▶ [INSTRUCTIONS FOR THE TASK]:
Lay out the lines of the material from its start through the line containing "data-point bbox=[641, 331, 653, 344]" as a numbered list, leaving out any blank lines. Include both the first and last lines of that stretch and nothing beyond it.

::: RECORDED DATA

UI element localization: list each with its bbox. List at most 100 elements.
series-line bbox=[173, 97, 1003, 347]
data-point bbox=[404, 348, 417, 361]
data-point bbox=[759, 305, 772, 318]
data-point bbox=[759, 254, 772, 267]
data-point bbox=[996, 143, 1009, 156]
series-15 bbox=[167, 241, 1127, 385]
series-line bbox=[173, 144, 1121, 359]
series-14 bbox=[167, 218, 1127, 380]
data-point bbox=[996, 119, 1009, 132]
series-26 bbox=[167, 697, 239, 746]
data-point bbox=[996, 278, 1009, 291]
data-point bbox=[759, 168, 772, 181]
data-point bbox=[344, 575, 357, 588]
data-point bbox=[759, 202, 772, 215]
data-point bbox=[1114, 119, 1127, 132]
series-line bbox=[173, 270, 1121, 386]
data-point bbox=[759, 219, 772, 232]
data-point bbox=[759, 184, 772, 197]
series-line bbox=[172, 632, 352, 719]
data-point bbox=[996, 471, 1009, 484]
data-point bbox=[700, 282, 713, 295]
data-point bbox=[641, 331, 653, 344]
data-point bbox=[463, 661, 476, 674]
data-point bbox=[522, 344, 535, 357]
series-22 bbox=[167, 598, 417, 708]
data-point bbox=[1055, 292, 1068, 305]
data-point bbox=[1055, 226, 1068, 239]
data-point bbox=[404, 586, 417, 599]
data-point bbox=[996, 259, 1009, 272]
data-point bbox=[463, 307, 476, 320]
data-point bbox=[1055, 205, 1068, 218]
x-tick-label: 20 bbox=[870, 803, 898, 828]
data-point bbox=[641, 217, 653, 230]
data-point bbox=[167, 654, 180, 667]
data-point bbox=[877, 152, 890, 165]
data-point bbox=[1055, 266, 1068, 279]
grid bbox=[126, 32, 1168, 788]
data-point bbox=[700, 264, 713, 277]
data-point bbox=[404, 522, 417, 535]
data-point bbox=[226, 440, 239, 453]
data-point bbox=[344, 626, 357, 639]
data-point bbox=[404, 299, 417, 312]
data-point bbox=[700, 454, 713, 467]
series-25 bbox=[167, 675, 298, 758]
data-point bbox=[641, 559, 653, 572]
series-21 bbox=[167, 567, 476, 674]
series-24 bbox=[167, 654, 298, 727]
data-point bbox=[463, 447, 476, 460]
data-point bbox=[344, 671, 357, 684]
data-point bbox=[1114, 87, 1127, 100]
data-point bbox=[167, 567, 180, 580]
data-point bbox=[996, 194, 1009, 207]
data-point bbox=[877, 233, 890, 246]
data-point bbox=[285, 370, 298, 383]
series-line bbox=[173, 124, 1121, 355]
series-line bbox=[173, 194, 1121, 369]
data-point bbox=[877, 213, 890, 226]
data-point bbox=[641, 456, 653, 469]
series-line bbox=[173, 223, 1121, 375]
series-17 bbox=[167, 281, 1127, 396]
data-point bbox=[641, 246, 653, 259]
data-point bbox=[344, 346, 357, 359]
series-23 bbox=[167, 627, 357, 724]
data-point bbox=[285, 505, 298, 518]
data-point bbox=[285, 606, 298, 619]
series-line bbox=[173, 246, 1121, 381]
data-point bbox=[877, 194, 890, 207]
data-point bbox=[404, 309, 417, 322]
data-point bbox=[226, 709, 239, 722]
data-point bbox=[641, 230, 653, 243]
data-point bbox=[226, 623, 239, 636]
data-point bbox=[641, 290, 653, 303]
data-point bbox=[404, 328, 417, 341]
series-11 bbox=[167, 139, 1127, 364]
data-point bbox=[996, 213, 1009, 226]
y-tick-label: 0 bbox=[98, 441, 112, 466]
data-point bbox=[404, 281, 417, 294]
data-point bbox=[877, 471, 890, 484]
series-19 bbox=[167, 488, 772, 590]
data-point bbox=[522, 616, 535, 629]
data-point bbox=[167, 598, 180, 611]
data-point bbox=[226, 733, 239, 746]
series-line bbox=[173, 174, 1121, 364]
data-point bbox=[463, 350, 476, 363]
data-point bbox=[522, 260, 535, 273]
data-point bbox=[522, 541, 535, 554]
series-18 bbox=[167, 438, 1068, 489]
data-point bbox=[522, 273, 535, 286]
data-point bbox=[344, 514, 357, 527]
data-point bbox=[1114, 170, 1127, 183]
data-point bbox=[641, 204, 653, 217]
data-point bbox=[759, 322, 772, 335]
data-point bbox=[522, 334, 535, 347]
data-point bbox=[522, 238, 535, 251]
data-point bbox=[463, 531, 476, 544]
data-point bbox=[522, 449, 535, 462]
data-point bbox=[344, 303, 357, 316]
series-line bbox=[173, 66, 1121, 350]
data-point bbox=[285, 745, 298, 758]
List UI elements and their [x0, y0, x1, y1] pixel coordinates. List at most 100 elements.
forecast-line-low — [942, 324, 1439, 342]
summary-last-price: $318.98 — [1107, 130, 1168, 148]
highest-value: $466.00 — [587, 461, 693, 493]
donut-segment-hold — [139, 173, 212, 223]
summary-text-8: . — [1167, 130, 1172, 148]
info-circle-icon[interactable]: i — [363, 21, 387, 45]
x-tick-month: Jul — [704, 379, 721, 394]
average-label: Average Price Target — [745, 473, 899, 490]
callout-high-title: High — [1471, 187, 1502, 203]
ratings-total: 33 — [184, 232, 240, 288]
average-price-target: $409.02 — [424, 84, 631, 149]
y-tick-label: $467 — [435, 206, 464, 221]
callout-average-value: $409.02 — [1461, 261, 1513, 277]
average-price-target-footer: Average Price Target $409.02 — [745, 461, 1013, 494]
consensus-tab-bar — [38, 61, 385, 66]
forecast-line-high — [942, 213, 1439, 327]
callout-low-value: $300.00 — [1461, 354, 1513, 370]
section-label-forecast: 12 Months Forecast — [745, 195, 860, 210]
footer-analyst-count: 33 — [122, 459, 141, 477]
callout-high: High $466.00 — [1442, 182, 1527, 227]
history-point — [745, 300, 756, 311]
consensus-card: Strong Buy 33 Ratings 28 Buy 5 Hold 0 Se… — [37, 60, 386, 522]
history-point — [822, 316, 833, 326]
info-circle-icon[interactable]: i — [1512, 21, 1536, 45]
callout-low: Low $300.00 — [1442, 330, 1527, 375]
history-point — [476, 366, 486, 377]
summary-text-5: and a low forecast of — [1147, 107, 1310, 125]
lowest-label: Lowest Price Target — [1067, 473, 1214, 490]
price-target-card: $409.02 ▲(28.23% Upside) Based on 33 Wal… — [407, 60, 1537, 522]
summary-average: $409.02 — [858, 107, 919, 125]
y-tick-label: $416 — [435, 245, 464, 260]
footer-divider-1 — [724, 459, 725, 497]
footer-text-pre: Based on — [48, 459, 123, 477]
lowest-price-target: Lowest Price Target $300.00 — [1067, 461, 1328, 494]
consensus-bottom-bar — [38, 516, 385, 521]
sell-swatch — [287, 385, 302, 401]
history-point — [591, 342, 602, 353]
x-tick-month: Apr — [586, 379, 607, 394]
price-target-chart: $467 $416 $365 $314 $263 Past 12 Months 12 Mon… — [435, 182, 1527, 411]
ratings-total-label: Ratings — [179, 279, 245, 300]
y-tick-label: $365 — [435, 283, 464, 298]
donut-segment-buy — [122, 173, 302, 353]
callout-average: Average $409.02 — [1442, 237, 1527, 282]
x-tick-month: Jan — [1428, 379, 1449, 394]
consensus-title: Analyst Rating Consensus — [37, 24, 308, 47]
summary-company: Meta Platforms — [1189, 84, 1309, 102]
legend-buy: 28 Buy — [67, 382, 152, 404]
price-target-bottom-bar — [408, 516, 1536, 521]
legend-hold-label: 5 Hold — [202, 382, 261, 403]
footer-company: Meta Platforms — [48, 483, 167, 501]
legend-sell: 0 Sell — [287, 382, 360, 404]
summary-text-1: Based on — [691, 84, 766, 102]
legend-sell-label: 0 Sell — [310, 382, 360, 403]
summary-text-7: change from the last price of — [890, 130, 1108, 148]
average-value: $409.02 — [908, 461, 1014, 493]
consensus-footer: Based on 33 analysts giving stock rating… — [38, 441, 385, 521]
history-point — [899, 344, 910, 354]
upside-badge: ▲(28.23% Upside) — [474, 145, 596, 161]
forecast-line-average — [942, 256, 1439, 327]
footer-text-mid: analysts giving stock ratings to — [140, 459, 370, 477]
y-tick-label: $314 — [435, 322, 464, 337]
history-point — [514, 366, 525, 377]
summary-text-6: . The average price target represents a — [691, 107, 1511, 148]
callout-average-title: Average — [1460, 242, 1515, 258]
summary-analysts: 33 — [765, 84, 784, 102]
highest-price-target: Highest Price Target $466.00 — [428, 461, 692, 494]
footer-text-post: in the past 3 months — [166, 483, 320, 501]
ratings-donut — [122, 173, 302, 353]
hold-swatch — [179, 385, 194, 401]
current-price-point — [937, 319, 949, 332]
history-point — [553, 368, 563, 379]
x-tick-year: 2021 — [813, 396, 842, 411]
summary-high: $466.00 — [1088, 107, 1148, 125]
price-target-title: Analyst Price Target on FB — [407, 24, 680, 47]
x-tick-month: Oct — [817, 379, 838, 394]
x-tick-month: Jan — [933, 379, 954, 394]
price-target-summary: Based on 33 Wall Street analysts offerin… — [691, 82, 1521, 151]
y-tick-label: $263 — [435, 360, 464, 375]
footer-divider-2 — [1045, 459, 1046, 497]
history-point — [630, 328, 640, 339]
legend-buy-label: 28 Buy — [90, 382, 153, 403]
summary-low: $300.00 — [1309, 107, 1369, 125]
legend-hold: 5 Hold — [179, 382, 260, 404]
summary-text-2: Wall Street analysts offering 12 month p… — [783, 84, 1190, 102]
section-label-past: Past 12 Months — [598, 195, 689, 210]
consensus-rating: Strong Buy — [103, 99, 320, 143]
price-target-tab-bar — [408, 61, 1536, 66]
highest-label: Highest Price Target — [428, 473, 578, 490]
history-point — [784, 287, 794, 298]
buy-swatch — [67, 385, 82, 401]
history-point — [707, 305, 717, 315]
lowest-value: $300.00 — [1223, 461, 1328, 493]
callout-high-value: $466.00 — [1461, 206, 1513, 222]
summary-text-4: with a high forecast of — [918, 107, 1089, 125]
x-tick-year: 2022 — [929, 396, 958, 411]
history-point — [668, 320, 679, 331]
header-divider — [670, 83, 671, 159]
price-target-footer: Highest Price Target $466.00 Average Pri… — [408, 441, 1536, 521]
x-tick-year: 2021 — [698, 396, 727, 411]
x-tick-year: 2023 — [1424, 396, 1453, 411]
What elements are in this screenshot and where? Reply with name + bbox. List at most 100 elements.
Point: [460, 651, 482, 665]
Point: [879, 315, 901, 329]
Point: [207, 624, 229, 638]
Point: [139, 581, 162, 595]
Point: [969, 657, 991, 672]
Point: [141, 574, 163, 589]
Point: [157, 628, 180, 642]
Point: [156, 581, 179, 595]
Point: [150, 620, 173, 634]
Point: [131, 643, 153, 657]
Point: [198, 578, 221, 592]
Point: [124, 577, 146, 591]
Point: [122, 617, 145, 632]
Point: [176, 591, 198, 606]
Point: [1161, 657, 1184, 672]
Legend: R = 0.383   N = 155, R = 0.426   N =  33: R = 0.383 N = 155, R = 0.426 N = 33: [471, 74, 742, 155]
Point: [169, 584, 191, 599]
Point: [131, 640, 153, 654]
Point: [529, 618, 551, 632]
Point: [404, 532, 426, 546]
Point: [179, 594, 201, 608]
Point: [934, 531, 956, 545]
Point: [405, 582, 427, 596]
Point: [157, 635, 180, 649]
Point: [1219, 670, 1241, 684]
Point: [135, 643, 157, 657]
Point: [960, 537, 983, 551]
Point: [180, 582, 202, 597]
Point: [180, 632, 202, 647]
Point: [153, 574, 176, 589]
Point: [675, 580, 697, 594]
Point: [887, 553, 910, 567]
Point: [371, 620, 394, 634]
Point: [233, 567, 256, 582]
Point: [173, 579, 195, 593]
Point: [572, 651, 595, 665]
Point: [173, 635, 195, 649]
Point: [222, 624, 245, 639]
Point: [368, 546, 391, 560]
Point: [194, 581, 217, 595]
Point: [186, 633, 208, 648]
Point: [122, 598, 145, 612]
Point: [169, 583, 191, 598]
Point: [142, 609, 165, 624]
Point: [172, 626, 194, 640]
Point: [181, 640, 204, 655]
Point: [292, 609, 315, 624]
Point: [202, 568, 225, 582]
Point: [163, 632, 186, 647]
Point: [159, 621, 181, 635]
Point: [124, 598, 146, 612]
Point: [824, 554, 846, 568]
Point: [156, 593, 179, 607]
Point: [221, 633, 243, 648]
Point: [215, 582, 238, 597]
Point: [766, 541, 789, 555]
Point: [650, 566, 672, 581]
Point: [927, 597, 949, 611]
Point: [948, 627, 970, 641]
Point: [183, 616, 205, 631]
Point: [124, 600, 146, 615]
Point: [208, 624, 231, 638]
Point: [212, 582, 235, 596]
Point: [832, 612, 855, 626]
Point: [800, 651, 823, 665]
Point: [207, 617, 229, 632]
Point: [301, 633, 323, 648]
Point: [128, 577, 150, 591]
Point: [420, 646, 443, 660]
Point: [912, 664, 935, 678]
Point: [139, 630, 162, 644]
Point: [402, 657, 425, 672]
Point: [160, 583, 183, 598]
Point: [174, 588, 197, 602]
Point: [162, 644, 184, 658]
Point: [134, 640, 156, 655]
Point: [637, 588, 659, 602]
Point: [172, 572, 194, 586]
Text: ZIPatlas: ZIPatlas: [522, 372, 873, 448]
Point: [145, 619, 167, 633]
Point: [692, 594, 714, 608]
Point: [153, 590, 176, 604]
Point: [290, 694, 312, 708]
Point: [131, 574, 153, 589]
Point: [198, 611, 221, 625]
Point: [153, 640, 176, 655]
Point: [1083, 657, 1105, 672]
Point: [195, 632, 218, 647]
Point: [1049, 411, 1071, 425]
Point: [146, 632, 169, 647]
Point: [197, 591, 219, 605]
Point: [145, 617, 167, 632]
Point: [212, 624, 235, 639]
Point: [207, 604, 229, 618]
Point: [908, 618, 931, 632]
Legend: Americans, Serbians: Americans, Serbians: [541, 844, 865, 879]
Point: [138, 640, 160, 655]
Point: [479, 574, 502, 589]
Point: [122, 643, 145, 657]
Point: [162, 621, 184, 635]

::::::

▶ [THE RESULT]:
1. UI element localization: list each with its bbox. List at most 100 elements.
2. series-line bbox=[173, 97, 1003, 347]
3. data-point bbox=[404, 348, 417, 361]
4. data-point bbox=[759, 305, 772, 318]
5. data-point bbox=[759, 254, 772, 267]
6. data-point bbox=[996, 143, 1009, 156]
7. series-15 bbox=[167, 241, 1127, 385]
8. series-line bbox=[173, 144, 1121, 359]
9. series-14 bbox=[167, 218, 1127, 380]
10. data-point bbox=[996, 119, 1009, 132]
11. series-26 bbox=[167, 697, 239, 746]
12. data-point bbox=[996, 278, 1009, 291]
13. data-point bbox=[759, 168, 772, 181]
14. data-point bbox=[344, 575, 357, 588]
15. data-point bbox=[759, 202, 772, 215]
16. data-point bbox=[1114, 119, 1127, 132]
17. series-line bbox=[173, 270, 1121, 386]
18. data-point bbox=[759, 219, 772, 232]
19. data-point bbox=[759, 184, 772, 197]
20. series-line bbox=[172, 632, 352, 719]
21. data-point bbox=[996, 471, 1009, 484]
22. data-point bbox=[700, 282, 713, 295]
23. data-point bbox=[641, 331, 653, 344]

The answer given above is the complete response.